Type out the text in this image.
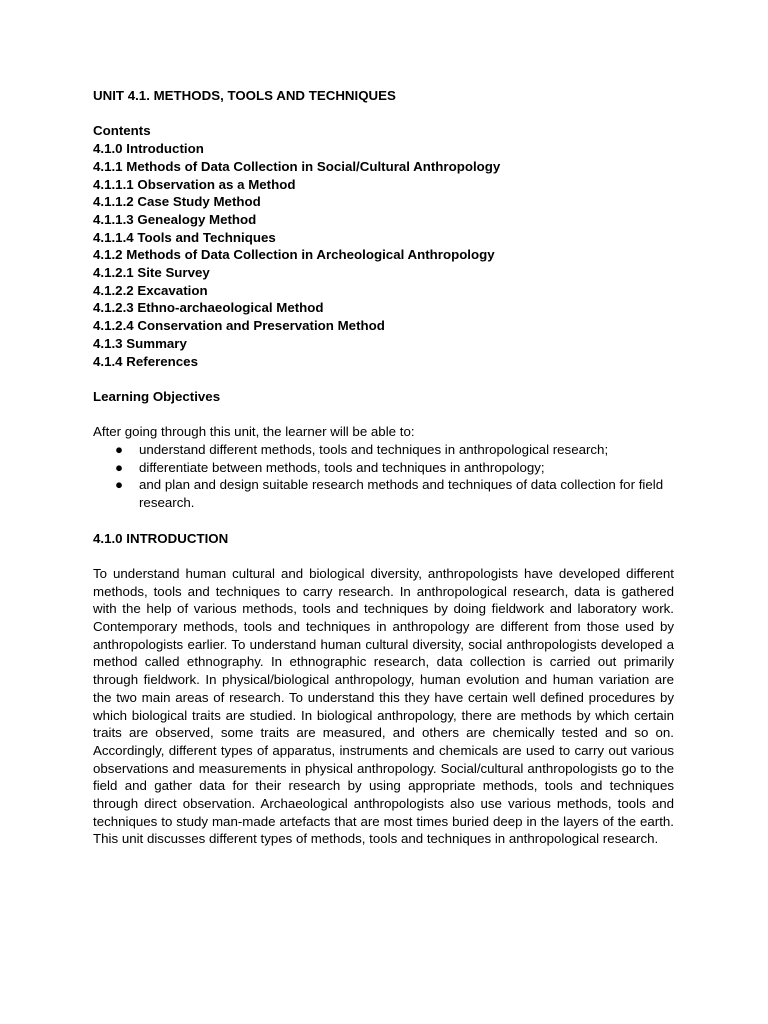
UNIT 4.1. METHODS, TOOLS AND TECHNIQUES
Contents
4.1.0 Introduction
4.1.1 Methods of Data Collection in Social/Cultural Anthropology
4.1.1.1 Observation as a Method
4.1.1.2 Case Study Method
4.1.1.3 Genealogy Method
4.1.1.4 Tools and Techniques
4.1.2 Methods of Data Collection in Archeological Anthropology
4.1.2.1 Site Survey
4.1.2.2 Excavation
4.1.2.3 Ethno-archaeological Method
4.1.2.4 Conservation and Preservation Method
4.1.3 Summary
4.1.4 References
Learning Objectives
After going through this unit, the learner will be able to:
● understand different methods, tools and techniques in anthropological research;
● differentiate between methods, tools and techniques in anthropology;
● and plan and design suitable research methods and techniques of data collection for field research.
4.1.0 INTRODUCTION

To understand human cultural and biological diversity, anthropologists have developed different methods, tools and techniques to carry research. In anthropological research, data is gathered with the help of various methods, tools and techniques by doing fieldwork and laboratory work. Contemporary methods, tools and techniques in anthropology are different from those used by anthropologists earlier. To understand human cultural diversity, social anthropologists developed a method called ethnography. In ethnographic research, data collection is carried out primarily through fieldwork. In physical/biological anthropology, human evolution and human variation are the two main areas of research. To understand this they have certain well defined procedures by which biological traits are studied. In biological anthropology, there are methods by which certain traits are observed, some traits are measured, and others are chemically tested and so on. Accordingly, different types of apparatus, instruments and chemicals are used to carry out various observations and measurements in physical anthropology. Social/cultural anthropologists go to the field and gather data for their research by using appropriate methods, tools and techniques through direct observation. Archaeological anthropologists also use various methods, tools and techniques to study man-made artefacts that are most times buried deep in the layers of the earth. This unit discusses different types of methods, tools and techniques in anthropological research.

----

Output all the records, word for word, with no pictures in the copy.

> **EXERCISE SOLUTION**
Type out the text in this image.
UNIT 4.1. METHODS, TOOLS AND TECHNIQUES
Contents
4.1.0 Introduction
4.1.1 Methods of Data Collection in Social/Cultural Anthropology
4.1.1.1 Observation as a Method
4.1.1.2 Case Study Method
4.1.1.3 Genealogy Method
4.1.1.4 Tools and Techniques
4.1.2 Methods of Data Collection in Archeological Anthropology
4.1.2.1 Site Survey
4.1.2.2 Excavation
4.1.2.3 Ethno-archaeological Method
4.1.2.4 Conservation and Preservation Method
4.1.3 Summary
4.1.4 References
Learning Objectives
After going through this unit, the learner will be able to:
● understand different methods, tools and techniques in anthropological research;
● differentiate between methods, tools and techniques in anthropology;
● and plan and design suitable research methods and techniques of data collection for field research.
4.1.0 INTRODUCTION

To understand human cultural and biological diversity, anthropologists have developed different methods, tools and techniques to carry research. In anthropological research, data is gathered with the help of various methods, tools and techniques by doing fieldwork and laboratory work. Contemporary methods, tools and techniques in anthropology are different from those used by anthropologists earlier. To understand human cultural diversity, social anthropologists developed a method called ethnography. In ethnographic research, data collection is carried out primarily through fieldwork. In physical/biological anthropology, human evolution and human variation are the two main areas of research. To understand this they have certain well defined procedures by which biological traits are studied. In biological anthropology, there are methods by which certain traits are observed, some traits are measured, and others are chemically tested and so on. Accordingly, different types of apparatus, instruments and chemicals are used to carry out various observations and measurements in physical anthropology. Social/cultural anthropologists go to the field and gather data for their research by using appropriate methods, tools and techniques through direct observation. Archaeological anthropologists also use various methods, tools and techniques to study man-made artefacts that are most times buried deep in the layers of the earth. This unit discusses different types of methods, tools and techniques in anthropological research.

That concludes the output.